*Goal*
Wherever the word "Password" turns up in a line of the entries, copy that line.

▬▬▬▬▬▬▬▬▬▬

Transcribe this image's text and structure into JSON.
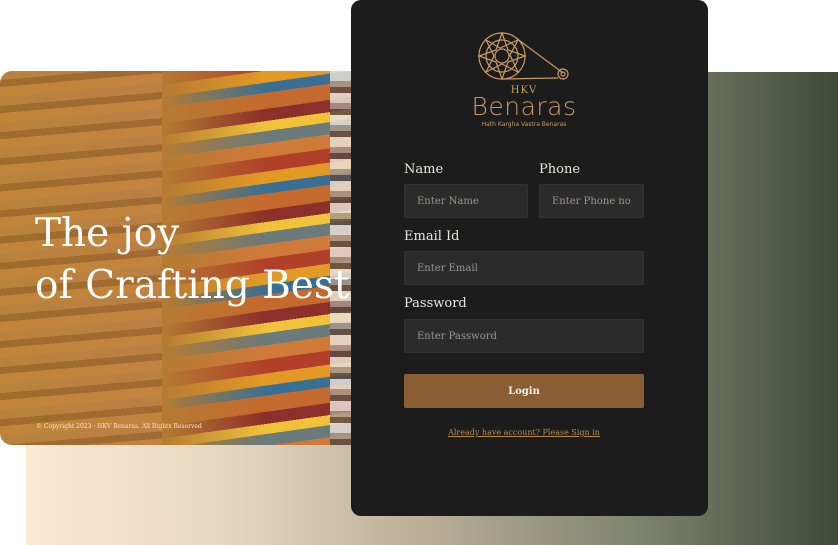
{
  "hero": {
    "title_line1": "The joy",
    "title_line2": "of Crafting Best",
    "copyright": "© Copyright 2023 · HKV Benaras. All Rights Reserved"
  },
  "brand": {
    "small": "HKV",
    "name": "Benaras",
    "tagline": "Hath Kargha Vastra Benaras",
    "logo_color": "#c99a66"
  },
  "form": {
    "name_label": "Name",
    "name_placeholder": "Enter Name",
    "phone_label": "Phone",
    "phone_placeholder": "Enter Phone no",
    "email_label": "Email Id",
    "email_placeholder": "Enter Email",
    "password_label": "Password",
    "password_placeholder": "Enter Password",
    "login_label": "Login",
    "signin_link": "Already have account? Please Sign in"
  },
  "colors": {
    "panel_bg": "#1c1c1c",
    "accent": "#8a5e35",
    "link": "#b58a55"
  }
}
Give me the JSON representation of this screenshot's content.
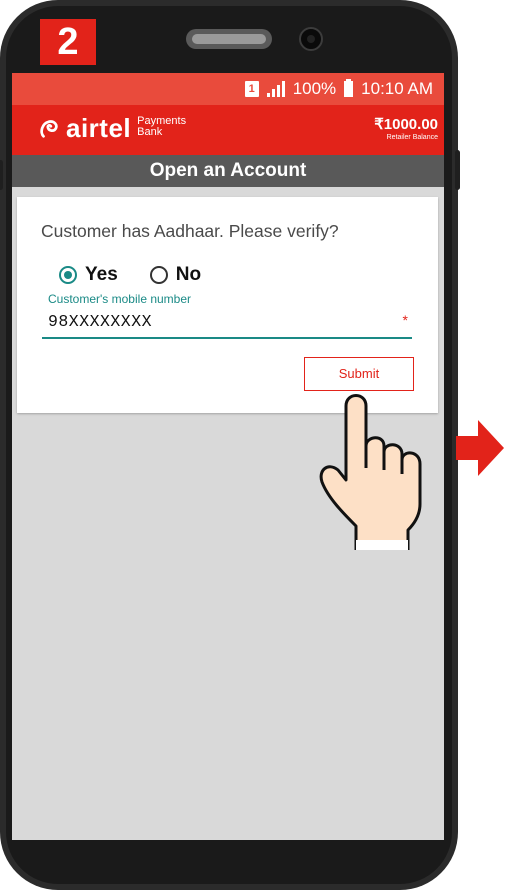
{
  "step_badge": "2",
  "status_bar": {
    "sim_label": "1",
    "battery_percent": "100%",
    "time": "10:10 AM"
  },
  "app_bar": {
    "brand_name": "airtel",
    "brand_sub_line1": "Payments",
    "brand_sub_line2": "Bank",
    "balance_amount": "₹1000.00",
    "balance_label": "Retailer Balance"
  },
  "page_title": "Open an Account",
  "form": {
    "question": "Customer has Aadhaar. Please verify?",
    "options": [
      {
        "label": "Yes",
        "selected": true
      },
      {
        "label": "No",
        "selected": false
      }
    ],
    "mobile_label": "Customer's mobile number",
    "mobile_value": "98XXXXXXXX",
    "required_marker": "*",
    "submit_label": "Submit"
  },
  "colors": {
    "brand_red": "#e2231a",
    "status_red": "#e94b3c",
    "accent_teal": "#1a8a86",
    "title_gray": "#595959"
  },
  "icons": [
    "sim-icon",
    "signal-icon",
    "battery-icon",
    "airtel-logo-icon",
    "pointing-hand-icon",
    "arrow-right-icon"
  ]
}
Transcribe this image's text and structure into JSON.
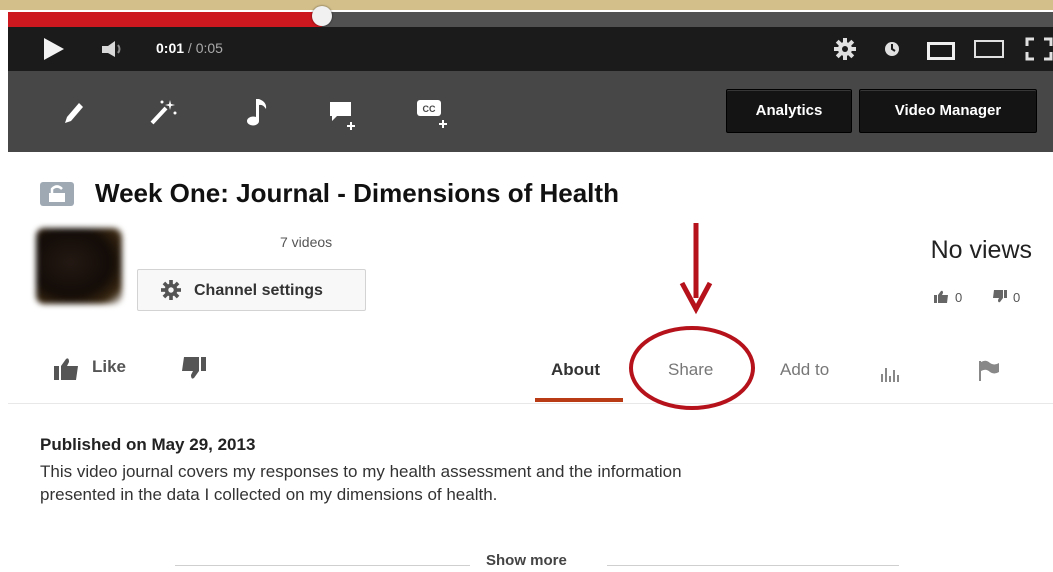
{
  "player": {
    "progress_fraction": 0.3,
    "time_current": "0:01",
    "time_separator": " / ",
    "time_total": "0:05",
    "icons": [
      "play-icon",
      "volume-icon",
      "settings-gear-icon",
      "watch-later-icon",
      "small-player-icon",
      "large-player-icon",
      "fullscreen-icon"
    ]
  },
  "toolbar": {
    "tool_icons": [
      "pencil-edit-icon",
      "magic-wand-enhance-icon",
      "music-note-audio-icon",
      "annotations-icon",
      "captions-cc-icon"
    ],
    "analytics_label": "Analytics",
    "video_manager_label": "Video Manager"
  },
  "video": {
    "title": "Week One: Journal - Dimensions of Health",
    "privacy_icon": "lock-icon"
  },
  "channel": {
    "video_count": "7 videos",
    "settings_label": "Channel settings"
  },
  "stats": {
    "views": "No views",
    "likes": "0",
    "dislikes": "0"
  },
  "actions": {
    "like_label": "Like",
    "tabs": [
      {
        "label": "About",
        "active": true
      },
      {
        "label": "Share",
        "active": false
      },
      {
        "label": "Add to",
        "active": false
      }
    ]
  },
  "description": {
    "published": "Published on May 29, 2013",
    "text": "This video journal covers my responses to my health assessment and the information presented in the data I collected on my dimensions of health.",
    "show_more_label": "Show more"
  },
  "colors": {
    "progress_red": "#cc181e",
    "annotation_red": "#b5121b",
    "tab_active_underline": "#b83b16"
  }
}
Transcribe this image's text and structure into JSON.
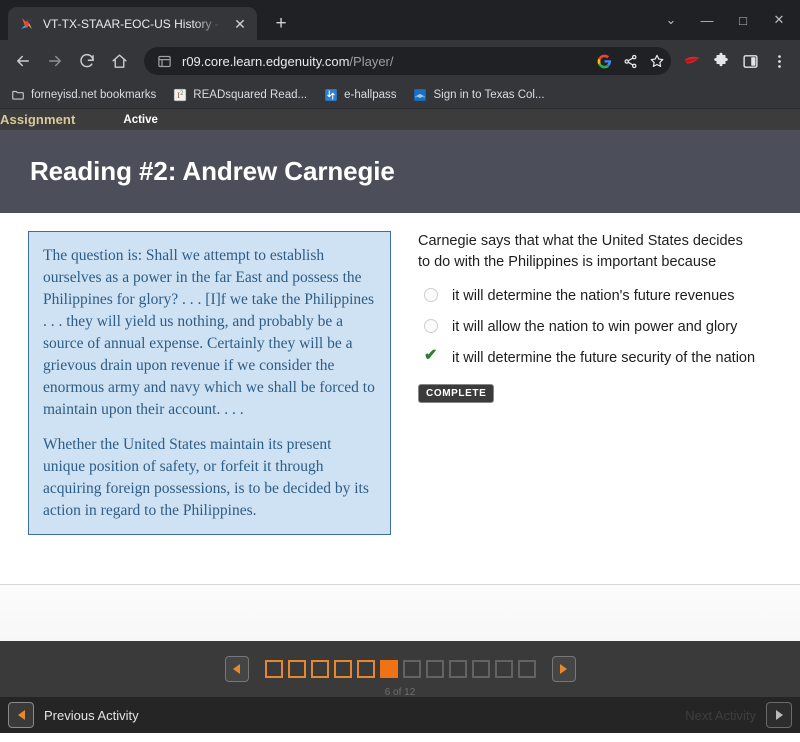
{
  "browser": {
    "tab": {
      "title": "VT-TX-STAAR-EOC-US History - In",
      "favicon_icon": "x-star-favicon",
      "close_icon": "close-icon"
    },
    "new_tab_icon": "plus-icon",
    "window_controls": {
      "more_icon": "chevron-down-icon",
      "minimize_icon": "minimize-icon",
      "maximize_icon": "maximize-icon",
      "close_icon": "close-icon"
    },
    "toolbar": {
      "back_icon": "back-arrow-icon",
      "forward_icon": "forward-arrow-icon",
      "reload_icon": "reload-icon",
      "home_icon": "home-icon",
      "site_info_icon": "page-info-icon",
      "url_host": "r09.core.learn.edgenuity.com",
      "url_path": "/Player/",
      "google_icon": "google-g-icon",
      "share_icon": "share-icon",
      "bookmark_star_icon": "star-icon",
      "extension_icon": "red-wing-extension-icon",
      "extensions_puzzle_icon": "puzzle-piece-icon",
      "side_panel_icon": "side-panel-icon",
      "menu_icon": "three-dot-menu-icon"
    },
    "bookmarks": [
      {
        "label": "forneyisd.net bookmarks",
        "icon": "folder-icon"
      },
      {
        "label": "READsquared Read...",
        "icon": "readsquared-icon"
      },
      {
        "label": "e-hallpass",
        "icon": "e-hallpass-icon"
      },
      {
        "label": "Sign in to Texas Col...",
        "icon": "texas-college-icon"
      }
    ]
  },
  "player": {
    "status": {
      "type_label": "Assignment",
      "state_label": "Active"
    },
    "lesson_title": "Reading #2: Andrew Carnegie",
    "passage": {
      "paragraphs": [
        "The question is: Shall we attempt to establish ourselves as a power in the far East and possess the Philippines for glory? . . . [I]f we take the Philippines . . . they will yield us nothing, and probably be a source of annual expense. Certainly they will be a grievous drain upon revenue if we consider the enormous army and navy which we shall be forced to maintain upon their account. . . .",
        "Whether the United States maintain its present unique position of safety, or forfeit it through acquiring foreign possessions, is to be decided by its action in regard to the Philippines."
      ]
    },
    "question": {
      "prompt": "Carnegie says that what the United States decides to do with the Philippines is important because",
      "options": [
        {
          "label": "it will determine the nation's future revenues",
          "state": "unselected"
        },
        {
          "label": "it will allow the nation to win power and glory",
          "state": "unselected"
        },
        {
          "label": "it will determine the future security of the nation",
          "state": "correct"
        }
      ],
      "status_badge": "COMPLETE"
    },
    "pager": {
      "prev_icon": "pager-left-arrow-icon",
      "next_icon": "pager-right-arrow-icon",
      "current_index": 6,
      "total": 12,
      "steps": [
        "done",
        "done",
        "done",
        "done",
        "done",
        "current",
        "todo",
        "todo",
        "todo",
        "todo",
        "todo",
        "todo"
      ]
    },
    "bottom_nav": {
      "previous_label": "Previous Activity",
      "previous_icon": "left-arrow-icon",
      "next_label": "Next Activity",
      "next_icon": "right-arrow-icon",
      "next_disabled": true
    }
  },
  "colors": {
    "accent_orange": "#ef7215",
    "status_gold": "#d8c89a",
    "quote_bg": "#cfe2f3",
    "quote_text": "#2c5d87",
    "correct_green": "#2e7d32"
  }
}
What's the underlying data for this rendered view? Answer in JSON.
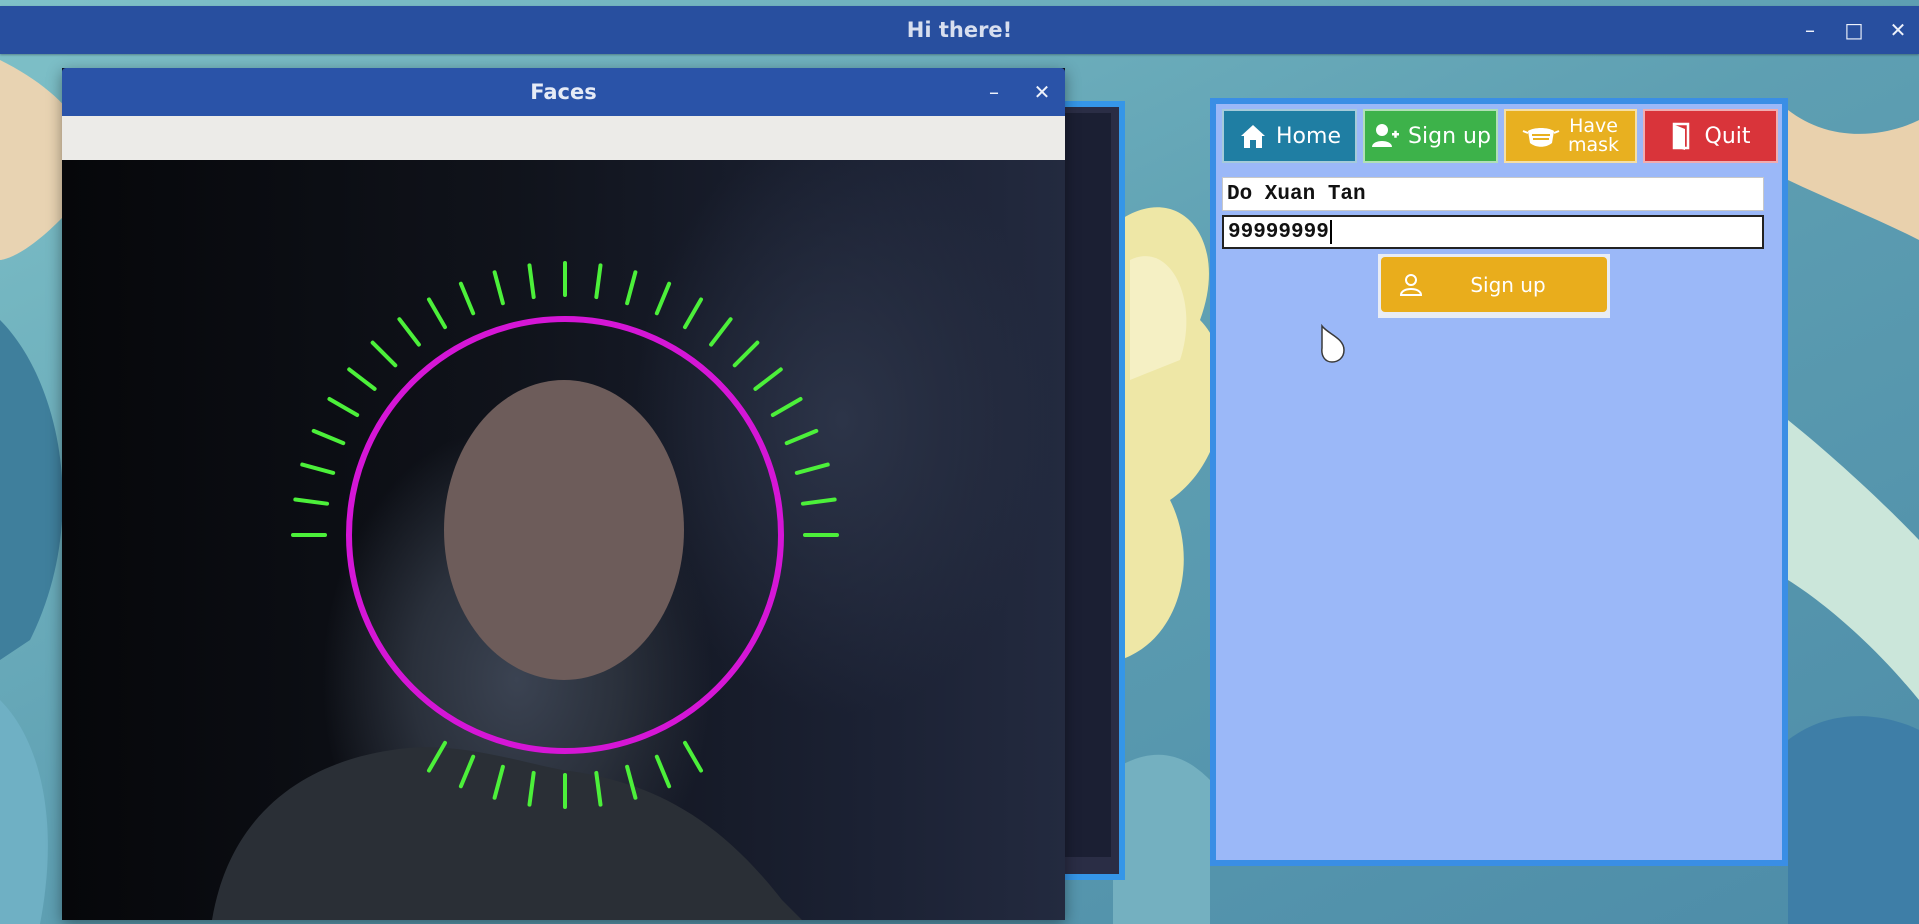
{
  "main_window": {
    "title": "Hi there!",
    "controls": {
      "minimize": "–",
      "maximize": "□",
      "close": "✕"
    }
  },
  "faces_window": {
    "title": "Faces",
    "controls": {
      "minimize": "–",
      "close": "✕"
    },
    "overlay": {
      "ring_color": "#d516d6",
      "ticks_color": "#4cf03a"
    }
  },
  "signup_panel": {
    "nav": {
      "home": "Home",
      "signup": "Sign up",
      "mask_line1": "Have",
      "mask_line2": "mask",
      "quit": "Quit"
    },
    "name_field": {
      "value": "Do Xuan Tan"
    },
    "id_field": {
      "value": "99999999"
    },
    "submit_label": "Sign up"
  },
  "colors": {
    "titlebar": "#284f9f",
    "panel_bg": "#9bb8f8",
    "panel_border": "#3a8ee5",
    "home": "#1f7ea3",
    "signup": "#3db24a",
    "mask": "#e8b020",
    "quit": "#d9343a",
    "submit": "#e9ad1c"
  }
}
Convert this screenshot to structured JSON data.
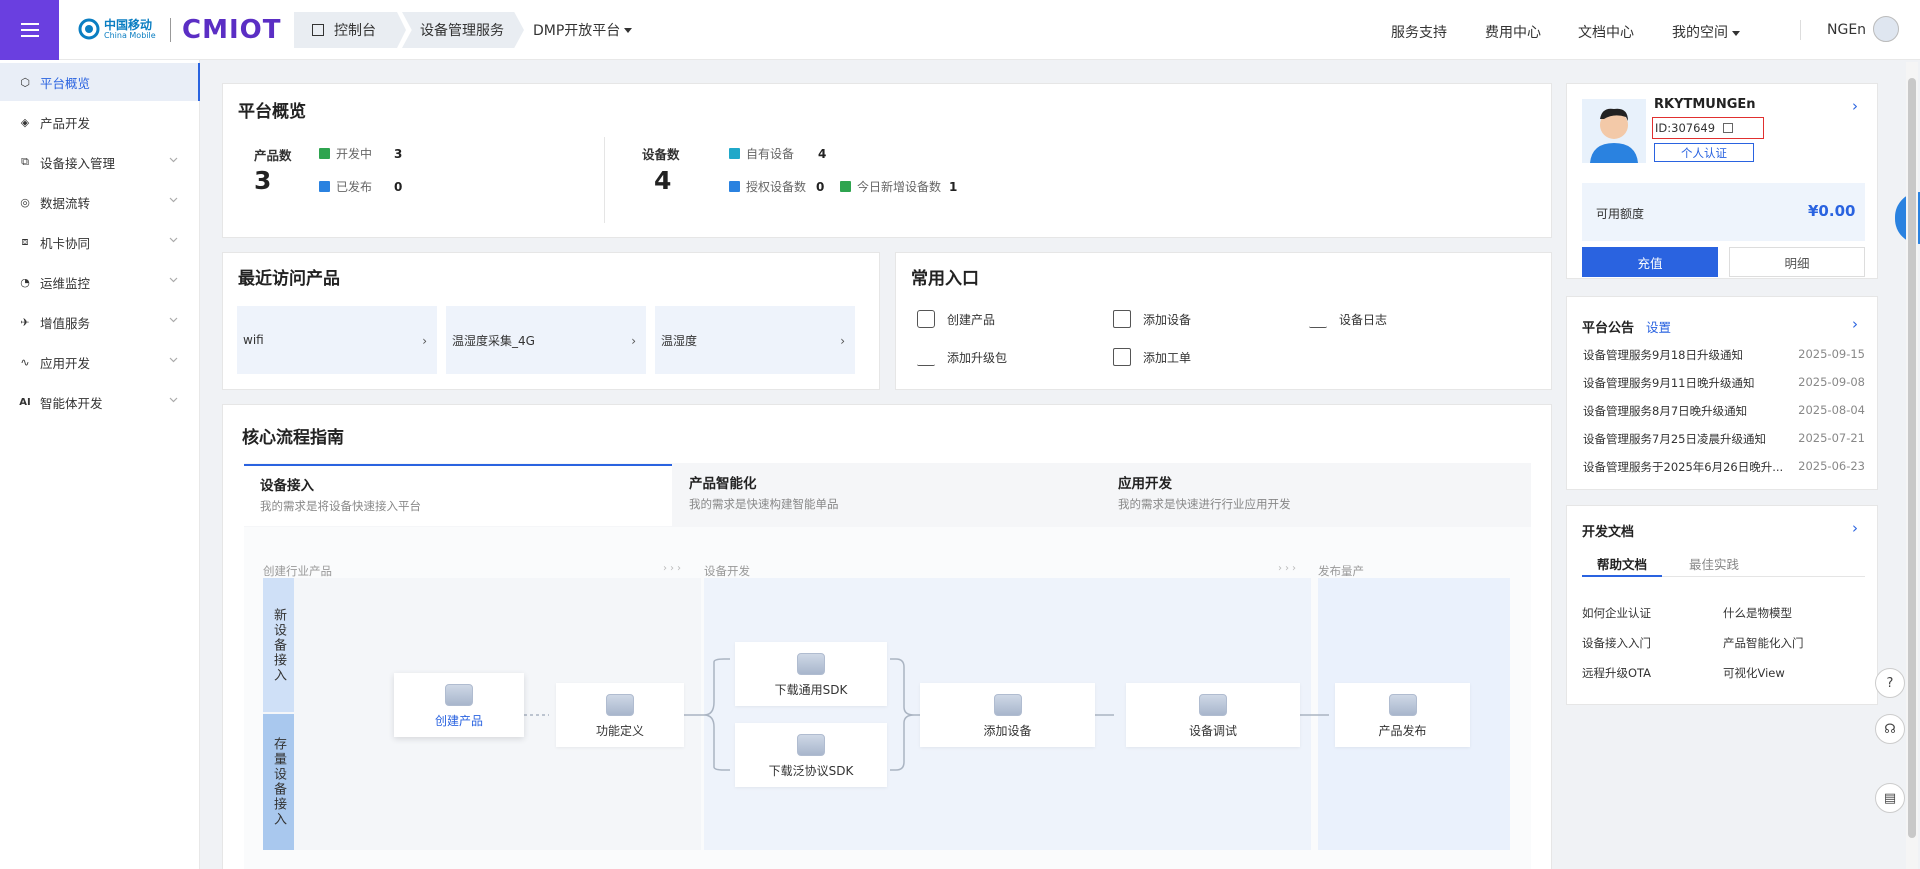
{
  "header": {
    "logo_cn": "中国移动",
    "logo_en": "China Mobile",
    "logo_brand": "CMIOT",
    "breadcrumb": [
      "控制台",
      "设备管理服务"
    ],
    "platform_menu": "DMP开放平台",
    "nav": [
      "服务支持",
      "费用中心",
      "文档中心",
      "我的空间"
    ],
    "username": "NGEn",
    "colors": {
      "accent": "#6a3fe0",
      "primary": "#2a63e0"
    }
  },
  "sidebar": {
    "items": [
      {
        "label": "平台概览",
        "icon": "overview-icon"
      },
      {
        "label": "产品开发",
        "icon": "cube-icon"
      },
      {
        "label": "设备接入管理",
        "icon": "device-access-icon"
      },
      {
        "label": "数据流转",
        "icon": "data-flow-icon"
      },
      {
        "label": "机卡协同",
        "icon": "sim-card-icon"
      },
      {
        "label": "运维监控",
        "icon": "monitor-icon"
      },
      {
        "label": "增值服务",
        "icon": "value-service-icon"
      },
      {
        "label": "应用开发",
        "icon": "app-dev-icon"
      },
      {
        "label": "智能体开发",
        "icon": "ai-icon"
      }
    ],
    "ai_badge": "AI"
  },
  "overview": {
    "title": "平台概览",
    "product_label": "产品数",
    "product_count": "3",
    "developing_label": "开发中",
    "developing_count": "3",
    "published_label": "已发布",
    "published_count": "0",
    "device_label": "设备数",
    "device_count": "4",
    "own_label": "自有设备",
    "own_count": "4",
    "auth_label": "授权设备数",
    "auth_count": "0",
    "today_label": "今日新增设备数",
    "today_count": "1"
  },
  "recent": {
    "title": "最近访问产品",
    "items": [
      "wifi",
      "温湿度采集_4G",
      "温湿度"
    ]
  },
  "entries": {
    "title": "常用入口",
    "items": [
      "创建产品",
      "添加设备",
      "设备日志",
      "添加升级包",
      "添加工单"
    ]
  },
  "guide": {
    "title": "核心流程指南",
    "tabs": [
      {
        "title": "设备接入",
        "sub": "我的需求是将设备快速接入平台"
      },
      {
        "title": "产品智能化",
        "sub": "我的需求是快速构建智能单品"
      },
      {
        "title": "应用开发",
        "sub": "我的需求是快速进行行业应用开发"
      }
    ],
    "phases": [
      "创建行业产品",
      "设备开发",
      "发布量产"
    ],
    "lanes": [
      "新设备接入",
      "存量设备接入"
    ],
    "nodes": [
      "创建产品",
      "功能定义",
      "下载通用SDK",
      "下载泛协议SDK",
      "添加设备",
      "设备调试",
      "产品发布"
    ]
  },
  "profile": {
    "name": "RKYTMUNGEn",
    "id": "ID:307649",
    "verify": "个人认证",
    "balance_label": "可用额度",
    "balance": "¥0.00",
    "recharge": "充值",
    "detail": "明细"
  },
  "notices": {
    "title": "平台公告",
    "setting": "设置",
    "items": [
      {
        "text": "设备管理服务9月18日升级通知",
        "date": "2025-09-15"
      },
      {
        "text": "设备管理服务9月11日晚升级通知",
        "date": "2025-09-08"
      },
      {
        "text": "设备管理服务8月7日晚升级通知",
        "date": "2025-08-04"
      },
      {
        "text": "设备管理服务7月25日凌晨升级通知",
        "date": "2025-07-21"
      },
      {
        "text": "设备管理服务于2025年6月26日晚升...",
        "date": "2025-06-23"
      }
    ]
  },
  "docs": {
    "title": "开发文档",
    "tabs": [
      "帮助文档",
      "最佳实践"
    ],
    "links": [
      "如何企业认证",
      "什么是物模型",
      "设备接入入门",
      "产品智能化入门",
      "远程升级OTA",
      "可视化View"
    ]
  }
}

▬▬▬▬▬▬▬▬▬▬

*Task answer*
    "password_label": "Password",
    "password_placeholder": "Enter Password",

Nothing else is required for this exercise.